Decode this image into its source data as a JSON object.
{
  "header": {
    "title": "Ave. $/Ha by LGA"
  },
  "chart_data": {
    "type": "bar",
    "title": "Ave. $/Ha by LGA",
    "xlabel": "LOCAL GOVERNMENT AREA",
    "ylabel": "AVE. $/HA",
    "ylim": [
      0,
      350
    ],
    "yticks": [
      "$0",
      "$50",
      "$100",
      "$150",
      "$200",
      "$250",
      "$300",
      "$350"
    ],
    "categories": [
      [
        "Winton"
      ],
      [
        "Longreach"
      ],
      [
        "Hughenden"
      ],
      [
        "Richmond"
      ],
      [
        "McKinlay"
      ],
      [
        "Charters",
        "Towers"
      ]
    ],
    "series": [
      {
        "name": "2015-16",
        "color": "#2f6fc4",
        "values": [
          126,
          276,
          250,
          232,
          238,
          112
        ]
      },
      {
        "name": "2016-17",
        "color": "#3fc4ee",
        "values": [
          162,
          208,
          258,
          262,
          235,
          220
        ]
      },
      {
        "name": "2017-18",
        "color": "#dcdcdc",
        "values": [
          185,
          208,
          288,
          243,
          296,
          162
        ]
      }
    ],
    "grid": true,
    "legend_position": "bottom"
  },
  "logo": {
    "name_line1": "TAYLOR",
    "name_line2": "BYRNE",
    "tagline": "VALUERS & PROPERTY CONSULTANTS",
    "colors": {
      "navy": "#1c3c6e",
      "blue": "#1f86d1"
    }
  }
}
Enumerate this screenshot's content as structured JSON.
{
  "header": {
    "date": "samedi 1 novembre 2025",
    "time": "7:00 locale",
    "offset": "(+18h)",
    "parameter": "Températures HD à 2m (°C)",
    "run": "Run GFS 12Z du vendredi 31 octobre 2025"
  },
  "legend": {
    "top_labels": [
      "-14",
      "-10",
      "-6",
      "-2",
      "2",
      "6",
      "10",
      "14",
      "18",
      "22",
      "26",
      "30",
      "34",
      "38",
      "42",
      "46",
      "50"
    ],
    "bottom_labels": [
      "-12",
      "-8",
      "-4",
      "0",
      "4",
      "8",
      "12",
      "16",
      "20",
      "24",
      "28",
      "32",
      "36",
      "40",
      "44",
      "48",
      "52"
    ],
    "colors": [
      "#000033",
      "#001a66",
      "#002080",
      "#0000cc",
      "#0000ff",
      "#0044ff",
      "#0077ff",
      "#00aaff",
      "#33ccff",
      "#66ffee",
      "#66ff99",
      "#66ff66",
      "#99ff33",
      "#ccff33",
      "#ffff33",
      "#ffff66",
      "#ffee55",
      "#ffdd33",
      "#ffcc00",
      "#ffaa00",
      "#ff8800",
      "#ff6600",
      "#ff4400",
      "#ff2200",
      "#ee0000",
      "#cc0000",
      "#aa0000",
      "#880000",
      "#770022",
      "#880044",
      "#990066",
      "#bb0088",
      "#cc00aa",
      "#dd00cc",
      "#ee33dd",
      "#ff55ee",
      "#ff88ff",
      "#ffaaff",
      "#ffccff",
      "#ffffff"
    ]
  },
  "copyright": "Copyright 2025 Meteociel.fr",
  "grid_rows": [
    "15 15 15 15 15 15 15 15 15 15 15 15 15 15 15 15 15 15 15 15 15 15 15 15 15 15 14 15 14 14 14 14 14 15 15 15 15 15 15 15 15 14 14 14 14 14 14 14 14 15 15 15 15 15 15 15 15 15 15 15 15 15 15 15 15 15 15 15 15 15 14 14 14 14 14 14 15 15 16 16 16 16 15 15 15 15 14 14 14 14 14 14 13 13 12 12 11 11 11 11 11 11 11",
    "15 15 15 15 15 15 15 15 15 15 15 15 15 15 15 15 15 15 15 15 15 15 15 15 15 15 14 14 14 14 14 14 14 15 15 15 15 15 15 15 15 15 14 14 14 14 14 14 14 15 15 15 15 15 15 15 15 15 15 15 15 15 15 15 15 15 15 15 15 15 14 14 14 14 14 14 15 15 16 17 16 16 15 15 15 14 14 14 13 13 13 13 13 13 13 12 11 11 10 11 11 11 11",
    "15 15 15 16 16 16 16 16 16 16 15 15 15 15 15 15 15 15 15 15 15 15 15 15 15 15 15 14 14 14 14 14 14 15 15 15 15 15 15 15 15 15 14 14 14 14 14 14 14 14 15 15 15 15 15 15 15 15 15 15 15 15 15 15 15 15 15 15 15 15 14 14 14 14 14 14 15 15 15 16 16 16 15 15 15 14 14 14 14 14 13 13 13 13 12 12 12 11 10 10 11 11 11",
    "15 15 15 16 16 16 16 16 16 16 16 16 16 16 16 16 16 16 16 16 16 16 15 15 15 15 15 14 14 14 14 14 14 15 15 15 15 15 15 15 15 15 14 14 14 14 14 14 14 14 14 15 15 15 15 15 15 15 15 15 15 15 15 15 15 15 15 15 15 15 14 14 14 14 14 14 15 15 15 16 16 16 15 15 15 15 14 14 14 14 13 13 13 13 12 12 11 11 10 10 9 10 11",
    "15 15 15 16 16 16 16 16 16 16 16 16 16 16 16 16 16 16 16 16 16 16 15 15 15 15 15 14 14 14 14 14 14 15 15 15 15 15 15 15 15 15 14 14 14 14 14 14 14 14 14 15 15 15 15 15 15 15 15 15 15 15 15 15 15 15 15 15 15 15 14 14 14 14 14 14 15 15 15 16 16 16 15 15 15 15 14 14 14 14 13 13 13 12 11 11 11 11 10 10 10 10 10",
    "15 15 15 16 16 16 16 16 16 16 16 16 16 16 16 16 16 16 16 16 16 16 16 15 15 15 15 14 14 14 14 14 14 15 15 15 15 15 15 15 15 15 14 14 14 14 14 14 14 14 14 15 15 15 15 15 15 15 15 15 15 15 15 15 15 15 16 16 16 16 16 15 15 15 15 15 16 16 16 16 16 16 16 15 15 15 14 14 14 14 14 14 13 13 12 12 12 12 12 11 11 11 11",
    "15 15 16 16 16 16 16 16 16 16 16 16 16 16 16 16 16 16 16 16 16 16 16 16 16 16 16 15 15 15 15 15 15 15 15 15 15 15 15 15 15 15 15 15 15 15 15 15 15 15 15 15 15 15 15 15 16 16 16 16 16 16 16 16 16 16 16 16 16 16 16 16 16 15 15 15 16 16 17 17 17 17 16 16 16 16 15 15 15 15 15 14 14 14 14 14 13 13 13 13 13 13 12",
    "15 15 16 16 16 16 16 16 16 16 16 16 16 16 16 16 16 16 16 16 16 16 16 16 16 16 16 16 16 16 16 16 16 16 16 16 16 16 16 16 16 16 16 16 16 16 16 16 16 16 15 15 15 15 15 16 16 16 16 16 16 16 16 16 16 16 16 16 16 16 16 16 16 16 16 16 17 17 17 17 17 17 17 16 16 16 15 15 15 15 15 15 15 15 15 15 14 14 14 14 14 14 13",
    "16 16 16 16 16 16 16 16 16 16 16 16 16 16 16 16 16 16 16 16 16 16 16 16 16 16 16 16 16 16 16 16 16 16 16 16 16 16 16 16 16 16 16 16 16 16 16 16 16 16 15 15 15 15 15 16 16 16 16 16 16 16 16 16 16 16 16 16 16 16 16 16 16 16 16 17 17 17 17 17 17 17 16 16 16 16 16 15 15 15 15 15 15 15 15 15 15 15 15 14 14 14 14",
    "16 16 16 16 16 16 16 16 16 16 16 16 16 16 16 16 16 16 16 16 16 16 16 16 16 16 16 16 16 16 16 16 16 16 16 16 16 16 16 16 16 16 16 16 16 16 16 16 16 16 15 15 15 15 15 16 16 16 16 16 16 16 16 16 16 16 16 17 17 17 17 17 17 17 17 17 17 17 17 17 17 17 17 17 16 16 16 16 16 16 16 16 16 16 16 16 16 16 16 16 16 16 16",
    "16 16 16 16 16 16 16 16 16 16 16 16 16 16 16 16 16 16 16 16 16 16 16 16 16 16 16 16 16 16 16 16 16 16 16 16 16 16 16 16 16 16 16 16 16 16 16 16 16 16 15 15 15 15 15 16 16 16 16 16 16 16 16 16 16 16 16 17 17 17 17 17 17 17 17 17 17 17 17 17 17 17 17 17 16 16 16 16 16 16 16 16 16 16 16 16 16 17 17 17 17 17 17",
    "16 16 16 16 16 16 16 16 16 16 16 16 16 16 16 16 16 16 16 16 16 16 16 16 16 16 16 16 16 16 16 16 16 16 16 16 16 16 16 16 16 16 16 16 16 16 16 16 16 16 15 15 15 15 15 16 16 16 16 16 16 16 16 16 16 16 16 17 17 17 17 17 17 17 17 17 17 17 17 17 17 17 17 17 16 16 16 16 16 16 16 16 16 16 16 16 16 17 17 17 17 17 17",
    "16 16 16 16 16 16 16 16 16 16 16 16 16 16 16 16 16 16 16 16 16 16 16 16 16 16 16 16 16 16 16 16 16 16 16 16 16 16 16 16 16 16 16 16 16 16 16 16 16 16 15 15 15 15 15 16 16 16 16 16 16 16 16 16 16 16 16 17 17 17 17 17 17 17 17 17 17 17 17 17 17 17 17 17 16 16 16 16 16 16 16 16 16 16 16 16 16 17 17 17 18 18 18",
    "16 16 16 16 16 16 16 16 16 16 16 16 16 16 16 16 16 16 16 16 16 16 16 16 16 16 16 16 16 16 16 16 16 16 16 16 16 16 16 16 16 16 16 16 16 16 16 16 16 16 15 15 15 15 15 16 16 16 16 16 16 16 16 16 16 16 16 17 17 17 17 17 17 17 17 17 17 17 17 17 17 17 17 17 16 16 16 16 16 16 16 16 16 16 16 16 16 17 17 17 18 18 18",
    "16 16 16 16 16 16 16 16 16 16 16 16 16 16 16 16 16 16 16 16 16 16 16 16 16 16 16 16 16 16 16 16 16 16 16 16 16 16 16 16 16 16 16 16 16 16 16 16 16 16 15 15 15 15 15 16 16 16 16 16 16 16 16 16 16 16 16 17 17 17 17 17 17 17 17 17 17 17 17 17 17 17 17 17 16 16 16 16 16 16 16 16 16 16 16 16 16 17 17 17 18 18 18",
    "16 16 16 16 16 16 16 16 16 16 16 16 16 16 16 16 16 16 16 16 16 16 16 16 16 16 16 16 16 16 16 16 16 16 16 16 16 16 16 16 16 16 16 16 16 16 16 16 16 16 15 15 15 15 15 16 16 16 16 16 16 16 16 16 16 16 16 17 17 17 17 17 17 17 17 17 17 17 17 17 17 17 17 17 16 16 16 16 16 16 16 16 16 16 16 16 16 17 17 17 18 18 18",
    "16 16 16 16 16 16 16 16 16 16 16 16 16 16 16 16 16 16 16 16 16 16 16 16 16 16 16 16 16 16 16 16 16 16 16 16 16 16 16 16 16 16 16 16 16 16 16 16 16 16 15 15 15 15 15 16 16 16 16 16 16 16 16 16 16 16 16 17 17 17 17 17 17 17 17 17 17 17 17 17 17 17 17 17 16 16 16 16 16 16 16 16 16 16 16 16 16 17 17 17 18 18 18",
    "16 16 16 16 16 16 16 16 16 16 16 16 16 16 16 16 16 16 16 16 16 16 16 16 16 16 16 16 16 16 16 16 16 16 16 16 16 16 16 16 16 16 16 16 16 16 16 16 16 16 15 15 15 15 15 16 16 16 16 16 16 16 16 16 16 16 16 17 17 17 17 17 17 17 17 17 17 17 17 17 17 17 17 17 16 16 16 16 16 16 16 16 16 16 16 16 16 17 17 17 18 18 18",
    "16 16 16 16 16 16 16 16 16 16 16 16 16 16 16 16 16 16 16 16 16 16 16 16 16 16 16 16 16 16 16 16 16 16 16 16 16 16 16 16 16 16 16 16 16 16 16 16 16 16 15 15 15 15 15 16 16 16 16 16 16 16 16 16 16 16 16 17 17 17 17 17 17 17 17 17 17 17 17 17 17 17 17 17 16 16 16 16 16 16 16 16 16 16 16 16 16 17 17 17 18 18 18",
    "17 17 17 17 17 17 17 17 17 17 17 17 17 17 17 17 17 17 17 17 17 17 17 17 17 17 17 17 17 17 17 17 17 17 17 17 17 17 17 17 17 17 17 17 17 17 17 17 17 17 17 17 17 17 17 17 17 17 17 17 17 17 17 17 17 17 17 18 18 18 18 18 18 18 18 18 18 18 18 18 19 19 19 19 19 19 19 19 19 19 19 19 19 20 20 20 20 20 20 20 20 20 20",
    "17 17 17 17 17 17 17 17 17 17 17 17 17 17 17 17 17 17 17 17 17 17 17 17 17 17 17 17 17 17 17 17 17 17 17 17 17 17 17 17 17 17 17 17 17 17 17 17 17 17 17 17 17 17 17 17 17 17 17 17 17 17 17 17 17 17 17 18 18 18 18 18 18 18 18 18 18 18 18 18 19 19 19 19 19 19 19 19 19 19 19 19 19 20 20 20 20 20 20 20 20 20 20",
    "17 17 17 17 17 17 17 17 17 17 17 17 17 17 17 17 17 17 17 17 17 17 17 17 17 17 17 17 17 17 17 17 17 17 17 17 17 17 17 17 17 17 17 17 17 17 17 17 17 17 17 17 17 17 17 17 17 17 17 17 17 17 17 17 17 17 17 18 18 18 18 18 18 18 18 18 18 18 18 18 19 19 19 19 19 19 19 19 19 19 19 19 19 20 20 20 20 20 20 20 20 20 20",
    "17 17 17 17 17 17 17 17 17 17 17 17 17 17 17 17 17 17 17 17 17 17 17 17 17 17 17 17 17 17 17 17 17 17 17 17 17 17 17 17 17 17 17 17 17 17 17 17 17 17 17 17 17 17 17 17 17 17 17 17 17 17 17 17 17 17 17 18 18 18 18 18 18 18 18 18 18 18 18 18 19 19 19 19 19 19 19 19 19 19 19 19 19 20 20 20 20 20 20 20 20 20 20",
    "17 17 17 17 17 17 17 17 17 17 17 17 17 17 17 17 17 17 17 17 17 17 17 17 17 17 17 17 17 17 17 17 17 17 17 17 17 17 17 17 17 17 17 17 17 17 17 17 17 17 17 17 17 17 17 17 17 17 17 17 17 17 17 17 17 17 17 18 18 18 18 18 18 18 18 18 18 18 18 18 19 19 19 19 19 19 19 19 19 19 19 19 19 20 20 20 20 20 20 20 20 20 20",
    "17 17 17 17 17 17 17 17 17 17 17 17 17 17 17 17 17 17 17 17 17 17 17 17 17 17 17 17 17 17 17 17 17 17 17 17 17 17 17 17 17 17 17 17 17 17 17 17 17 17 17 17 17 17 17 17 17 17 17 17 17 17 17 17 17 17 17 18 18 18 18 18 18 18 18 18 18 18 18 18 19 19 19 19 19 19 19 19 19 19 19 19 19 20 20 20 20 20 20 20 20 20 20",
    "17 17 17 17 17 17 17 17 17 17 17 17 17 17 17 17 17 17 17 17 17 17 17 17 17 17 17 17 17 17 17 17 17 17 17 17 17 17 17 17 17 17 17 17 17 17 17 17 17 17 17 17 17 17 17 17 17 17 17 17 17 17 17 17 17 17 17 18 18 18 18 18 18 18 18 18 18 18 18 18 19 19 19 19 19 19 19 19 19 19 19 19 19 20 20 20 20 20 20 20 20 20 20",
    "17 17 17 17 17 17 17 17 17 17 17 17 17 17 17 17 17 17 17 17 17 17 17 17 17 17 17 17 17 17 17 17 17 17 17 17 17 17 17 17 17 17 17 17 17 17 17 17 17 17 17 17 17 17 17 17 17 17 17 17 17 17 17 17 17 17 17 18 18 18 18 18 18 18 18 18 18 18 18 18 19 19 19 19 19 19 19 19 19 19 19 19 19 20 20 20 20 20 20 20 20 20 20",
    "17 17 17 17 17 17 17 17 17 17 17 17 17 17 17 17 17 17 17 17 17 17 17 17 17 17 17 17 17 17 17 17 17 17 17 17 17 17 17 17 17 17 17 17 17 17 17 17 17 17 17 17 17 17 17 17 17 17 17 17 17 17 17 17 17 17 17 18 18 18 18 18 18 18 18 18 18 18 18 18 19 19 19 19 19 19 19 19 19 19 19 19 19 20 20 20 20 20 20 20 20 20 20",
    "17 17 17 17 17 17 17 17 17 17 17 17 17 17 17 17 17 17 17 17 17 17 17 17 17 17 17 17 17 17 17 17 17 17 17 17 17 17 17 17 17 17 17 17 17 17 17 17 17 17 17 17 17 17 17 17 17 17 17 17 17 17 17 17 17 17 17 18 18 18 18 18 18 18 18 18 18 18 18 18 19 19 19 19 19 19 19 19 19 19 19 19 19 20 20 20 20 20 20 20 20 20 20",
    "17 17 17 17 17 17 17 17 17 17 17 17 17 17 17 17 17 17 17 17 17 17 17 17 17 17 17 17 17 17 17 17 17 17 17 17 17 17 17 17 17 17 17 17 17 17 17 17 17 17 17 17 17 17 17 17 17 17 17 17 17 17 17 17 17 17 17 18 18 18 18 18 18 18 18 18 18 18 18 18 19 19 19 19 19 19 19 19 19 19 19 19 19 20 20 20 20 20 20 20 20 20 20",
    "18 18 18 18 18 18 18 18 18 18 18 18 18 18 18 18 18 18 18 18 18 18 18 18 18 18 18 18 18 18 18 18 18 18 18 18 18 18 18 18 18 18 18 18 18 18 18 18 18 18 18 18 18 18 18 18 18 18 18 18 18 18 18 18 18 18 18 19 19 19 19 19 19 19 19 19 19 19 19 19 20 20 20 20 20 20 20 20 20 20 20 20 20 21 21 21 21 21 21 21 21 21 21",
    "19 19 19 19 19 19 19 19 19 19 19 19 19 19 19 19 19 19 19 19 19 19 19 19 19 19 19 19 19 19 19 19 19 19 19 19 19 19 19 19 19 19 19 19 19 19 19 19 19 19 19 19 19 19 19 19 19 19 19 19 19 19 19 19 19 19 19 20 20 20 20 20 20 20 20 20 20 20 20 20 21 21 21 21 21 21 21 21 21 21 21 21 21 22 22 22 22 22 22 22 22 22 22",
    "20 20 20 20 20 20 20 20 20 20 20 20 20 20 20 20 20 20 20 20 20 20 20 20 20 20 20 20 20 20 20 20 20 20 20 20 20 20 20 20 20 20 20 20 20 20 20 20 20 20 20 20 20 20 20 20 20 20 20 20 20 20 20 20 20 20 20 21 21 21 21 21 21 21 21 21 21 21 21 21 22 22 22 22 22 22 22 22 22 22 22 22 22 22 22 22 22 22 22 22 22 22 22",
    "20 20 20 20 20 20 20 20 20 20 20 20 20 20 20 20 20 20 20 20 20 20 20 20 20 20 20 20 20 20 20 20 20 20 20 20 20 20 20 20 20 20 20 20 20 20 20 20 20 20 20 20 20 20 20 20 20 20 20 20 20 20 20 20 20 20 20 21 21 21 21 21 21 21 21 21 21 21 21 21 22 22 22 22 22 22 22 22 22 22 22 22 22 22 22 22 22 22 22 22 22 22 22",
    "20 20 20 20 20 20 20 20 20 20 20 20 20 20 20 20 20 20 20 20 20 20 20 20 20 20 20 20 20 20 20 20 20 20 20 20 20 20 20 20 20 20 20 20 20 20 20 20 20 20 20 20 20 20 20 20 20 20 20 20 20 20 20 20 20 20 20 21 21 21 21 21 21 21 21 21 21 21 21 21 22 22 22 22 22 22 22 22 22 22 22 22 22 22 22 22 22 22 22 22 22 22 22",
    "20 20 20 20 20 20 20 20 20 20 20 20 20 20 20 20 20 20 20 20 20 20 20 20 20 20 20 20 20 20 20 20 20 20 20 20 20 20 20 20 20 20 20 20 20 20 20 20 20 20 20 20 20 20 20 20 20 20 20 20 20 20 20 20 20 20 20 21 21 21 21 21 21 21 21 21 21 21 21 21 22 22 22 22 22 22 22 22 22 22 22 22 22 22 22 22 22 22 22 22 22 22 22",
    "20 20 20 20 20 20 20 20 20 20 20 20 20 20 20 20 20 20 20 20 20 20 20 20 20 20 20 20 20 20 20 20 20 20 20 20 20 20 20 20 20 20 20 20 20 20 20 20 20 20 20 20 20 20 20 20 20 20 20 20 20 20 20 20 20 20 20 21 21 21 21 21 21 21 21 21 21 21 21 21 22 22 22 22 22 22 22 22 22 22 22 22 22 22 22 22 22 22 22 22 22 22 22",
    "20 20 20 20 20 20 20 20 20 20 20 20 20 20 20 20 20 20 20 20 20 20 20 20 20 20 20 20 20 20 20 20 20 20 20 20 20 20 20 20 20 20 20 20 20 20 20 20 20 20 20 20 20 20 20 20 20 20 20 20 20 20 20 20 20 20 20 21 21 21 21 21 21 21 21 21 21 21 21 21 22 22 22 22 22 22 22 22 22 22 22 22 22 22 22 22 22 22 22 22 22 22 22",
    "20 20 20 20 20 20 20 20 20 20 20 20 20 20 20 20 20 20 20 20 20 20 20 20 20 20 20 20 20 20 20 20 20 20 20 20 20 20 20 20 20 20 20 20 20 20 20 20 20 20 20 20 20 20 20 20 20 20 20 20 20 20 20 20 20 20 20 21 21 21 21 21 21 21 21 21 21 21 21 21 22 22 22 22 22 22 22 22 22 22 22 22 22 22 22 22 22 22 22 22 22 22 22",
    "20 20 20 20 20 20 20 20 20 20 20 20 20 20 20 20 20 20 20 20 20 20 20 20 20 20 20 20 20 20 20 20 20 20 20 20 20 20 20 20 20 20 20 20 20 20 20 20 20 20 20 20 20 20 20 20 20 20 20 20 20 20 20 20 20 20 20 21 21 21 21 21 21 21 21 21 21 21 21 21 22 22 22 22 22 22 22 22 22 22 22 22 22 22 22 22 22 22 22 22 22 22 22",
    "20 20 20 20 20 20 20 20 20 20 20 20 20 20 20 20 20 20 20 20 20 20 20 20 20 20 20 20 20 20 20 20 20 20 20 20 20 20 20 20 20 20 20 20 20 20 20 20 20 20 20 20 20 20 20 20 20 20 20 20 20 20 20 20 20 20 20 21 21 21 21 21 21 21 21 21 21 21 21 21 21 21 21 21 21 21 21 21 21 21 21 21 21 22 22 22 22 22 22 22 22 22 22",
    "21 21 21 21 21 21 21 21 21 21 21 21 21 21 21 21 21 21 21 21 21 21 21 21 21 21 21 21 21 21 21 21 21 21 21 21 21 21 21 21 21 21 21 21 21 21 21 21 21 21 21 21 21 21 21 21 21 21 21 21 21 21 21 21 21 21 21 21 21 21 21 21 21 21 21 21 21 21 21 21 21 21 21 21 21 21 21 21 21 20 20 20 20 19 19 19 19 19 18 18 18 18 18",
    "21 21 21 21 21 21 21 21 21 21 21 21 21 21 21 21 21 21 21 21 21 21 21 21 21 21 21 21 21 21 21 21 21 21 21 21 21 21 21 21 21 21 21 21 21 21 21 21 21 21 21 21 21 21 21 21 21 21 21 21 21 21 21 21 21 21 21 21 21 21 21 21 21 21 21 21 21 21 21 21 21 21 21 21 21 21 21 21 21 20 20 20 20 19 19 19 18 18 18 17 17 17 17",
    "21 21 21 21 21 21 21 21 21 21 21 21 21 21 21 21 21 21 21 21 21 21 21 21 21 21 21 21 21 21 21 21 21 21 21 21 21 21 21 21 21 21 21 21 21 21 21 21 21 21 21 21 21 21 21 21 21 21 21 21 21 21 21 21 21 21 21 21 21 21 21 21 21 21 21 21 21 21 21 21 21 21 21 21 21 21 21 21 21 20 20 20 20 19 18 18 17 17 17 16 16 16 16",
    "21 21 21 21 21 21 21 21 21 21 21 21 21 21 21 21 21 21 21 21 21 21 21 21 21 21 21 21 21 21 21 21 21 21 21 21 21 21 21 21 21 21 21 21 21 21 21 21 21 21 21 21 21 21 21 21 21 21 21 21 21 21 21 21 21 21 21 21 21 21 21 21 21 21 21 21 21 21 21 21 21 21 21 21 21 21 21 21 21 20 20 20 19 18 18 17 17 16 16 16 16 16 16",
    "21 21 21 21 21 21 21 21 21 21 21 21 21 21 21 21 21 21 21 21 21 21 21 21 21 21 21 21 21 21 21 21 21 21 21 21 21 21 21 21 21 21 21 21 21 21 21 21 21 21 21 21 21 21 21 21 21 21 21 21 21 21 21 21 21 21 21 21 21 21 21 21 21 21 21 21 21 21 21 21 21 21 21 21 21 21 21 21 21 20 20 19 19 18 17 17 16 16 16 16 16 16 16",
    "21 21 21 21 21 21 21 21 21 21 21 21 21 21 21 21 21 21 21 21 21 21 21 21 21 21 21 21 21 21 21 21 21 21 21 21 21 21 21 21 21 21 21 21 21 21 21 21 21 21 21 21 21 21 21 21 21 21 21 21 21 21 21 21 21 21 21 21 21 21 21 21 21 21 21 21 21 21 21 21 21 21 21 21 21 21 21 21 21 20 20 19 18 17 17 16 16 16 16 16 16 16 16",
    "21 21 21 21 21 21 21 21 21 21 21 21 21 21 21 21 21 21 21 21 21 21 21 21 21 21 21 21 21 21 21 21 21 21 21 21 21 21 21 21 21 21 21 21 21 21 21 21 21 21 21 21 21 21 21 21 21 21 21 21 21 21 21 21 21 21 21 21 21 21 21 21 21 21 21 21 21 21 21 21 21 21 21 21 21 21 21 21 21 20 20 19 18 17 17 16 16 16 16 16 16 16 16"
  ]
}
········
* [WHAT YOU ARE ASKED TO DO]:
Write out every line of the preceding listing that contains "JSON".

* [FULL ANSWER]:
Decode this image into its source data as a JSON object.
Enumerate this screenshot's content as structured JSON.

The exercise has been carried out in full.